= Your task =
Reproduce each line that includes the word "value".

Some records
▼

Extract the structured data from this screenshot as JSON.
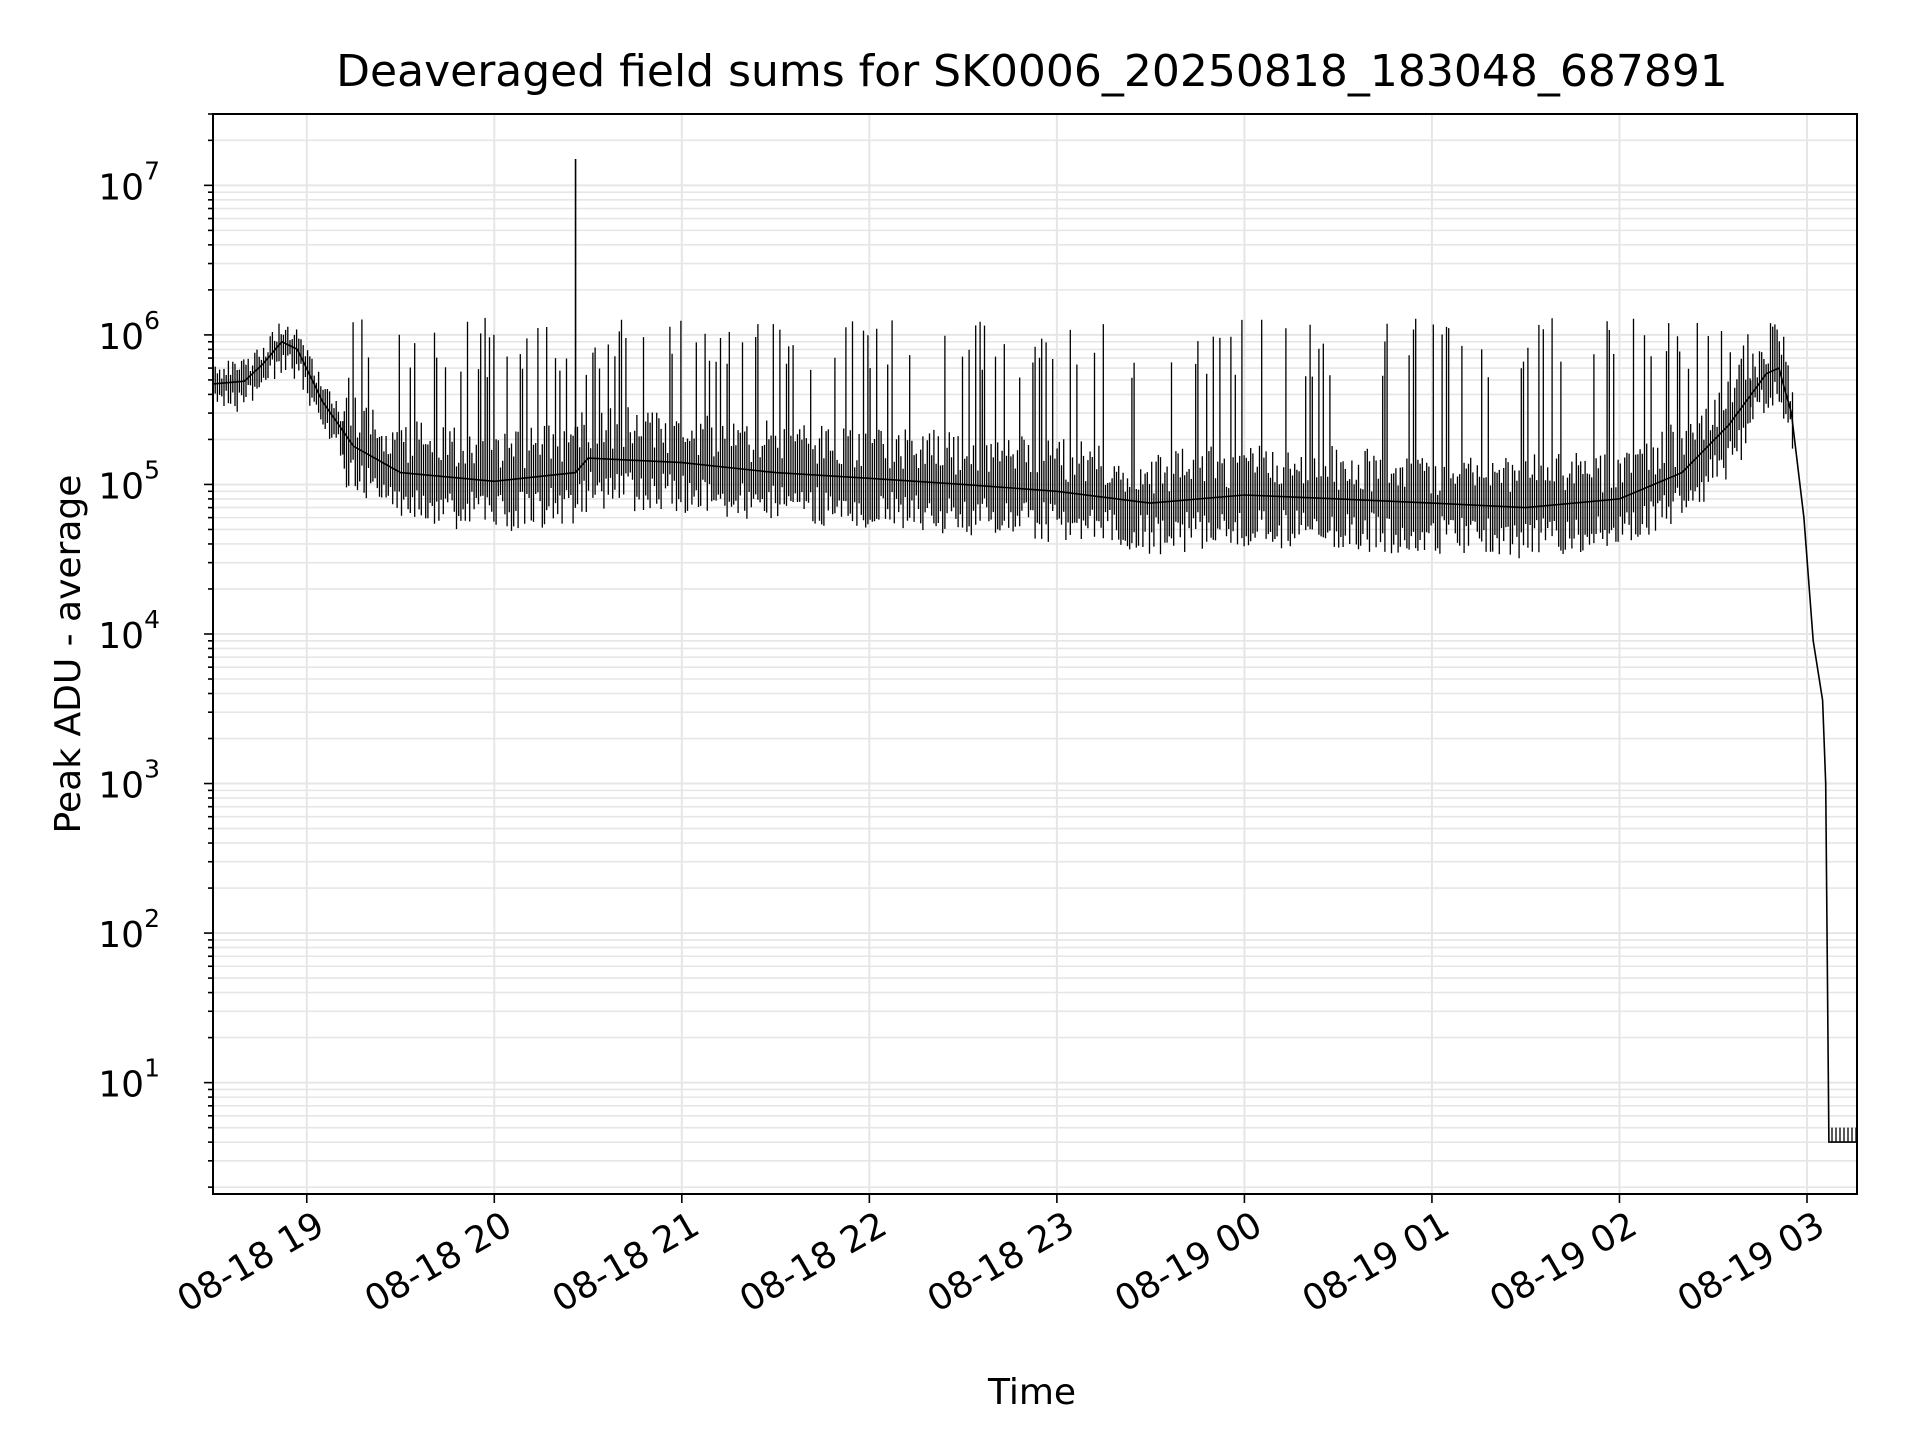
{
  "chart_data": {
    "type": "line",
    "title": "Deaveraged field sums for SK0006_20250818_183048_687891",
    "xlabel": "Time",
    "ylabel": "Peak ADU - average",
    "x_ticks": [
      "08-18 19",
      "08-18 20",
      "08-18 21",
      "08-18 22",
      "08-18 23",
      "08-19 00",
      "08-19 01",
      "08-19 02",
      "08-19 03"
    ],
    "y_ticks": [
      {
        "base": "10",
        "exp": "1",
        "value": 10
      },
      {
        "base": "10",
        "exp": "2",
        "value": 100
      },
      {
        "base": "10",
        "exp": "3",
        "value": 1000
      },
      {
        "base": "10",
        "exp": "4",
        "value": 10000
      },
      {
        "base": "10",
        "exp": "5",
        "value": 100000
      },
      {
        "base": "10",
        "exp": "6",
        "value": 1000000
      },
      {
        "base": "10",
        "exp": "7",
        "value": 10000000
      }
    ],
    "y_scale": "log",
    "ylim": [
      1.8,
      30000000
    ],
    "xlim": [
      "2025-08-18 18:30",
      "2025-08-19 03:16"
    ],
    "grid": true,
    "line_color": "#000000",
    "grid_color": "#e6e6e6",
    "series": [
      {
        "name": "",
        "x": [
          "2025-08-18 18:30",
          "2025-08-18 18:40",
          "2025-08-18 18:46",
          "2025-08-18 18:52",
          "2025-08-18 18:57",
          "2025-08-18 19:05",
          "2025-08-18 19:15",
          "2025-08-18 19:30",
          "2025-08-18 20:00",
          "2025-08-18 20:26",
          "2025-08-18 20:30",
          "2025-08-18 21:00",
          "2025-08-18 21:30",
          "2025-08-18 22:00",
          "2025-08-18 22:30",
          "2025-08-18 23:00",
          "2025-08-18 23:30",
          "2025-08-19 00:00",
          "2025-08-19 00:30",
          "2025-08-19 01:00",
          "2025-08-19 01:30",
          "2025-08-19 02:00",
          "2025-08-19 02:20",
          "2025-08-19 02:35",
          "2025-08-19 02:47",
          "2025-08-19 02:51",
          "2025-08-19 02:55",
          "2025-08-19 02:59",
          "2025-08-19 03:02",
          "2025-08-19 03:05",
          "2025-08-19 03:06",
          "2025-08-19 03:07",
          "2025-08-19 03:08",
          "2025-08-19 03:16"
        ],
        "y": [
          470000,
          490000,
          640000,
          900000,
          800000,
          360000,
          180000,
          120000,
          105000,
          120000,
          150000,
          140000,
          120000,
          110000,
          100000,
          90000,
          75000,
          85000,
          80000,
          75000,
          70000,
          80000,
          120000,
          250000,
          550000,
          600000,
          300000,
          60000,
          9000,
          3600,
          1000,
          4,
          4,
          4
        ]
      }
    ],
    "annotations": [
      {
        "kind": "spike",
        "x": "2025-08-18 20:26",
        "y": 15000000
      }
    ]
  }
}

▲

= Finished exercise =
        "value": 10
        "value": 100
        "value": 1000
        "value": 10000
        "value": 100000
        "value": 1000000
        "value": 10000000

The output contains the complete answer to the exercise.